*** Data provided

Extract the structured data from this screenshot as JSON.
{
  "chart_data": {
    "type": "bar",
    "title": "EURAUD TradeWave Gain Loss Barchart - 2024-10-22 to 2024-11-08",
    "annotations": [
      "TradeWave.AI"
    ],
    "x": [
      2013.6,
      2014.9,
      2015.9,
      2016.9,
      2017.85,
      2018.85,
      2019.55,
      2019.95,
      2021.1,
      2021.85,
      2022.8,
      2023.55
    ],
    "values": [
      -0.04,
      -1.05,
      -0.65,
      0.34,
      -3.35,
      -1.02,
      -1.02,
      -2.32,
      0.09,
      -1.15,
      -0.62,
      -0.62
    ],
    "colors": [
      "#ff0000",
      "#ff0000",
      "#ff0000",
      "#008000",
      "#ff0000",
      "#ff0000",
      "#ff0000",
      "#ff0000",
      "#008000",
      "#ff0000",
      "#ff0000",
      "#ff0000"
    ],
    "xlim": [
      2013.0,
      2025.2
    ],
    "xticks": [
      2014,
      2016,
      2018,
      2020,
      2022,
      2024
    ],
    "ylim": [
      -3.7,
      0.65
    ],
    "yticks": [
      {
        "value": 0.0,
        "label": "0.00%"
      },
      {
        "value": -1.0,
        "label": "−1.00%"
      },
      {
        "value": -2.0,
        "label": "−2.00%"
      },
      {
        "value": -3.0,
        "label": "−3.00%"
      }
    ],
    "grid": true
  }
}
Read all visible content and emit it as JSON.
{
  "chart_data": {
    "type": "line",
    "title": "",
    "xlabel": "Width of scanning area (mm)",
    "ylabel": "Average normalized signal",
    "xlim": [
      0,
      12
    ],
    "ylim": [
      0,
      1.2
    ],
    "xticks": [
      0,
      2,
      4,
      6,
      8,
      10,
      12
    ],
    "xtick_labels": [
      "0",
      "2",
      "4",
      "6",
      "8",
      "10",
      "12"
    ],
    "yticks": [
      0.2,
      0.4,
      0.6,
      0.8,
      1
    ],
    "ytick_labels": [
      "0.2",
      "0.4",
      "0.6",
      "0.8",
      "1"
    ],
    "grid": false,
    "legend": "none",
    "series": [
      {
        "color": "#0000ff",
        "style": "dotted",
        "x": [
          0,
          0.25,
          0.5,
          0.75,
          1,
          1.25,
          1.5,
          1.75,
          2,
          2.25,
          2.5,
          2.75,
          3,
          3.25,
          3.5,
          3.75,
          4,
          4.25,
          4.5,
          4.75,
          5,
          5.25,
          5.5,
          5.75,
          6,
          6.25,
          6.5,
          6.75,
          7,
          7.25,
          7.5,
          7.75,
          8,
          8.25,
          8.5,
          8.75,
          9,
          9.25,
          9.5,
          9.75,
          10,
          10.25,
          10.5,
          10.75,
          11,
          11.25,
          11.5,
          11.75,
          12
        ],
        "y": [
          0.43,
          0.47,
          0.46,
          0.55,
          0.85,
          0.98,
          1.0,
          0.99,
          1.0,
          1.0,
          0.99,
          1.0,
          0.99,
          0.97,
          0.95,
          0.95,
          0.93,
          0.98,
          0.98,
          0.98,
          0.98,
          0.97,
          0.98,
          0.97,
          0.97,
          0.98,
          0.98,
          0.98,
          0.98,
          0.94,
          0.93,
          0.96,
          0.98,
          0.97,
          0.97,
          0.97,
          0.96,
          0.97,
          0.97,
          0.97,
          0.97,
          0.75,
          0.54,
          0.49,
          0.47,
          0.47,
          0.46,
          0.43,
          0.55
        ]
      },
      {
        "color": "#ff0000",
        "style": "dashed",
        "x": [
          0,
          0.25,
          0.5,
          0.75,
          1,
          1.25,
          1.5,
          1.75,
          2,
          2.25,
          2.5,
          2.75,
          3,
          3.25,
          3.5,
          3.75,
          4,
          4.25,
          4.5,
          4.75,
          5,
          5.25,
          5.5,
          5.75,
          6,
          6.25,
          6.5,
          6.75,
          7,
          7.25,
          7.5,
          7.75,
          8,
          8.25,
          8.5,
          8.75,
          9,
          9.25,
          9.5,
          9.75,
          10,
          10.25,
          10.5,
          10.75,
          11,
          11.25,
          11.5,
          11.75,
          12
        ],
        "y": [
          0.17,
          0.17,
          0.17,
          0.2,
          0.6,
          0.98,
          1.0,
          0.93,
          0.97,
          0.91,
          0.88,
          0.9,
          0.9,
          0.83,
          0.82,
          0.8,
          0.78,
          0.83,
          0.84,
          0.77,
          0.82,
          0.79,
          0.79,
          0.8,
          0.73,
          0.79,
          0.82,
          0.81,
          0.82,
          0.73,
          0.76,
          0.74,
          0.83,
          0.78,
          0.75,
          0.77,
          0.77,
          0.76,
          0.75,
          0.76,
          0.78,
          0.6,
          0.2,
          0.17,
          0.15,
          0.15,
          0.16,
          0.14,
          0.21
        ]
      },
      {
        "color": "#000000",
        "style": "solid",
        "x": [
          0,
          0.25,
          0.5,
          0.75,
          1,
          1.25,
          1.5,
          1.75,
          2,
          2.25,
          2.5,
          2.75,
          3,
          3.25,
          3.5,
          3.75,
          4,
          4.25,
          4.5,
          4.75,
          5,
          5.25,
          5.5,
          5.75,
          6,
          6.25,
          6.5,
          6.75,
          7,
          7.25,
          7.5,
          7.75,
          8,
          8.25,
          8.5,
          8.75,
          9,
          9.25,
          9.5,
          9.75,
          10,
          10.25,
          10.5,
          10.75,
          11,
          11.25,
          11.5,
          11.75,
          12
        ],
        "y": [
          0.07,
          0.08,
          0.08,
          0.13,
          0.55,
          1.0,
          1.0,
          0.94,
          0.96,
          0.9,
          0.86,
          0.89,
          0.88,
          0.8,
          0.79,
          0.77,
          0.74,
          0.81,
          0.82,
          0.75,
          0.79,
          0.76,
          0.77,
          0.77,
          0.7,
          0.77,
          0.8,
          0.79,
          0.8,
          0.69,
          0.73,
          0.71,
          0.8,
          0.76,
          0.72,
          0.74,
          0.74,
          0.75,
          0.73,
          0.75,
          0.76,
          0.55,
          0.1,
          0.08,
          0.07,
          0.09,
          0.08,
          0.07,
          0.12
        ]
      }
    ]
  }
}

******

Set problem
From the records above, pull out each line that has "JSON".

Answer to the task
Extract the structured data from this screenshot as JSON.
Read all visible content and emit it as JSON.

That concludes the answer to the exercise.